— Start —
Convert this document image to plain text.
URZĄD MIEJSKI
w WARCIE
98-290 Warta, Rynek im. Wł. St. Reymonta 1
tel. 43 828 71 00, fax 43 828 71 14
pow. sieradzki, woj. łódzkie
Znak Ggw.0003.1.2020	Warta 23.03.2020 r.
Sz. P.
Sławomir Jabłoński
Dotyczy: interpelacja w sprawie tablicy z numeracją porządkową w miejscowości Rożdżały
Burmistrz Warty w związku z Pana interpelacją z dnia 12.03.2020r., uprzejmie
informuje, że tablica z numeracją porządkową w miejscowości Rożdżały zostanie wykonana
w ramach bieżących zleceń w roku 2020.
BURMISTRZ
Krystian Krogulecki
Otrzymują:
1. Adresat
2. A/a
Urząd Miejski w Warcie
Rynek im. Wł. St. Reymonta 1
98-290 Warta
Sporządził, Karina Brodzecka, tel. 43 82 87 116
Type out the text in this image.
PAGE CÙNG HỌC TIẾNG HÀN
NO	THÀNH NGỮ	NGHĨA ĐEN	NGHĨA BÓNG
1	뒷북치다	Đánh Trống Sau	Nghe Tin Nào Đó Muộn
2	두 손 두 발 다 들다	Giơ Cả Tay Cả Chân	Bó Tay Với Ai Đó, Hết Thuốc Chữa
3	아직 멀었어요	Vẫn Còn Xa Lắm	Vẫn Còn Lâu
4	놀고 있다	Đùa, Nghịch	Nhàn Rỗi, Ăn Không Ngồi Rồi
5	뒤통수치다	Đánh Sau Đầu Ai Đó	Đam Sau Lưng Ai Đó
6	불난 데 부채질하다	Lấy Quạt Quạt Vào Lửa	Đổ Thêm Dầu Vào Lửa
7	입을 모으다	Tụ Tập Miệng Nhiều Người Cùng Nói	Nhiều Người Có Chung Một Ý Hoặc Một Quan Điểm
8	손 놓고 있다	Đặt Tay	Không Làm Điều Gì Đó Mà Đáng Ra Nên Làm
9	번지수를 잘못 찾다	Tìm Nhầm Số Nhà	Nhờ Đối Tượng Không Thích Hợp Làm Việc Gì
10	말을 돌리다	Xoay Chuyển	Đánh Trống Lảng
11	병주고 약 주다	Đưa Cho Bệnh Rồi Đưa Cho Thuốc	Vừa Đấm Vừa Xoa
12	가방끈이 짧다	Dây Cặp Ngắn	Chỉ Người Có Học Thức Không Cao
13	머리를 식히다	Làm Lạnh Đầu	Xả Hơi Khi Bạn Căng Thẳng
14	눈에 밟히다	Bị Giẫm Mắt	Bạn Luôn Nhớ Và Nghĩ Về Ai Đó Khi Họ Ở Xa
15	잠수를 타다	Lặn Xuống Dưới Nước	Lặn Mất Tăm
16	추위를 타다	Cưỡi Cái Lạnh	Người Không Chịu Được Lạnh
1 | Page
— End —
TO BE DONE:
Take the records above and return them exactly as written.

SOLUTION FOR THIS EXERCISE:
Convert this document image to plain text.
URZĄD MIEJSKI
w WARCIE
98-290 Warta, Rynek im. Wł. St. Reymonta 1
tel. 43 828 71 00, fax 43 828 71 14
pow. sieradzki, woj. łódzkie
Znak Ggw.0003.1.2020	Warta 23.03.2020 r.
Sz. P.
Sławomir Jabłoński
Dotyczy: interpelacja w sprawie tablicy z numeracją porządkową w miejscowości Rożdżały
Burmistrz Warty w związku z Pana interpelacją z dnia 12.03.2020r., uprzejmie
informuje, że tablica z numeracją porządkową w miejscowości Rożdżały zostanie wykonana
w ramach bieżących zleceń w roku 2020.
BURMISTRZ
Krystian Krogulecki
Otrzymują:
1. Adresat
2. A/a
Urząd Miejski w Warcie
Rynek im. Wł. St. Reymonta 1
98-290 Warta
Sporządził, Karina Brodzecka, tel. 43 82 87 116
Type out the text in this image.
PAGE CÙNG HỌC TIẾNG HÀN
NO	THÀNH NGỮ	NGHĨA ĐEN	NGHĨA BÓNG
1	뒷북치다	Đánh Trống Sau	Nghe Tin Nào Đó Muộn
2	두 손 두 발 다 들다	Giơ Cả Tay Cả Chân	Bó Tay Với Ai Đó, Hết Thuốc Chữa
3	아직 멀었어요	Vẫn Còn Xa Lắm	Vẫn Còn Lâu
4	놀고 있다	Đùa, Nghịch	Nhàn Rỗi, Ăn Không Ngồi Rồi
5	뒤통수치다	Đánh Sau Đầu Ai Đó	Đam Sau Lưng Ai Đó
6	불난 데 부채질하다	Lấy Quạt Quạt Vào Lửa	Đổ Thêm Dầu Vào Lửa
7	입을 모으다	Tụ Tập Miệng Nhiều Người Cùng Nói	Nhiều Người Có Chung Một Ý Hoặc Một Quan Điểm
8	손 놓고 있다	Đặt Tay	Không Làm Điều Gì Đó Mà Đáng Ra Nên Làm
9	번지수를 잘못 찾다	Tìm Nhầm Số Nhà	Nhờ Đối Tượng Không Thích Hợp Làm Việc Gì
10	말을 돌리다	Xoay Chuyển	Đánh Trống Lảng
11	병주고 약 주다	Đưa Cho Bệnh Rồi Đưa Cho Thuốc	Vừa Đấm Vừa Xoa
12	가방끈이 짧다	Dây Cặp Ngắn	Chỉ Người Có Học Thức Không Cao
13	머리를 식히다	Làm Lạnh Đầu	Xả Hơi Khi Bạn Căng Thẳng
14	눈에 밟히다	Bị Giẫm Mắt	Bạn Luôn Nhớ Và Nghĩ Về Ai Đó Khi Họ Ở Xa
15	잠수를 타다	Lặn Xuống Dưới Nước	Lặn Mất Tăm
16	추위를 타다	Cưỡi Cái Lạnh	Người Không Chịu Được Lạnh
1 | Page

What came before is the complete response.